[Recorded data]
----------------

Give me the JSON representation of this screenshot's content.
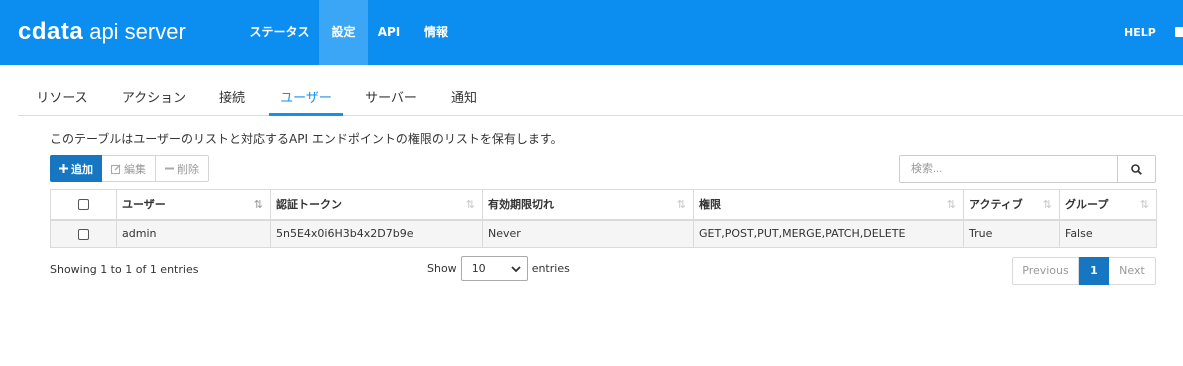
{
  "brand": {
    "logo_text": "cdata",
    "product": "api server",
    "colors": {
      "navbar": "#0c8df0",
      "nav_active": "#3aa6f5",
      "primary": "#1676c2",
      "tab_active": "#1a8fe6"
    }
  },
  "nav": {
    "items": [
      {
        "label": "ステータス"
      },
      {
        "label": "設定"
      },
      {
        "label": "API"
      },
      {
        "label": "情報"
      }
    ],
    "active": "設定",
    "help": "HELP",
    "logout_icon": "logout-icon"
  },
  "tabs": {
    "items": [
      {
        "label": "リソース"
      },
      {
        "label": "アクション"
      },
      {
        "label": "接続"
      },
      {
        "label": "ユーザー"
      },
      {
        "label": "サーバー"
      },
      {
        "label": "通知"
      }
    ],
    "active": "ユーザー"
  },
  "description": "このテーブルはユーザーのリストと対応するAPI エンドポイントの権限のリストを保有します。",
  "toolbar": {
    "add_label": "追加",
    "add_icon": "plus-icon",
    "edit_label": "編集",
    "edit_icon": "edit-icon",
    "delete_label": "削除",
    "delete_icon": "minus-icon"
  },
  "search": {
    "placeholder": "検索...",
    "value": "",
    "icon": "search-icon"
  },
  "table": {
    "columns": [
      "ユーザー",
      "認証トークン",
      "有効期限切れ",
      "権限",
      "アクティブ",
      "グループ"
    ],
    "sorted_column": "ユーザー",
    "sort_direction": "ascending",
    "rows": [
      {
        "checked": false,
        "cells": [
          "admin",
          "5n5E4x0i6H3b4x2D7b9e",
          "Never",
          "GET,POST,PUT,MERGE,PATCH,DELETE",
          "True",
          "False"
        ]
      }
    ]
  },
  "footer": {
    "info": "Showing 1 to 1 of 1 entries",
    "show_label": "Show",
    "page_size": "10",
    "entries_label": "entries",
    "previous": "Previous",
    "current_page": "1",
    "next": "Next"
  }
}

----------------

WHAT TO PRODUCE> From the listing above, print every entry precisely and drop the pictures.

OUTPUT OF THE TASK>
Give me the JSON representation of this screenshot's content.
{
  "brand": {
    "logo_text": "cdata",
    "product": "api server",
    "colors": {
      "navbar": "#0c8df0",
      "nav_active": "#3aa6f5",
      "primary": "#1676c2",
      "tab_active": "#1a8fe6"
    }
  },
  "nav": {
    "items": [
      {
        "label": "ステータス"
      },
      {
        "label": "設定"
      },
      {
        "label": "API"
      },
      {
        "label": "情報"
      }
    ],
    "active": "設定",
    "help": "HELP",
    "logout_icon": "logout-icon"
  },
  "tabs": {
    "items": [
      {
        "label": "リソース"
      },
      {
        "label": "アクション"
      },
      {
        "label": "接続"
      },
      {
        "label": "ユーザー"
      },
      {
        "label": "サーバー"
      },
      {
        "label": "通知"
      }
    ],
    "active": "ユーザー"
  },
  "description": "このテーブルはユーザーのリストと対応するAPI エンドポイントの権限のリストを保有します。",
  "toolbar": {
    "add_label": "追加",
    "add_icon": "plus-icon",
    "edit_label": "編集",
    "edit_icon": "edit-icon",
    "delete_label": "削除",
    "delete_icon": "minus-icon"
  },
  "search": {
    "placeholder": "検索...",
    "value": "",
    "icon": "search-icon"
  },
  "table": {
    "columns": [
      "ユーザー",
      "認証トークン",
      "有効期限切れ",
      "権限",
      "アクティブ",
      "グループ"
    ],
    "sorted_column": "ユーザー",
    "sort_direction": "ascending",
    "rows": [
      {
        "checked": false,
        "cells": [
          "admin",
          "5n5E4x0i6H3b4x2D7b9e",
          "Never",
          "GET,POST,PUT,MERGE,PATCH,DELETE",
          "True",
          "False"
        ]
      }
    ]
  },
  "footer": {
    "info": "Showing 1 to 1 of 1 entries",
    "show_label": "Show",
    "page_size": "10",
    "entries_label": "entries",
    "previous": "Previous",
    "current_page": "1",
    "next": "Next"
  }
}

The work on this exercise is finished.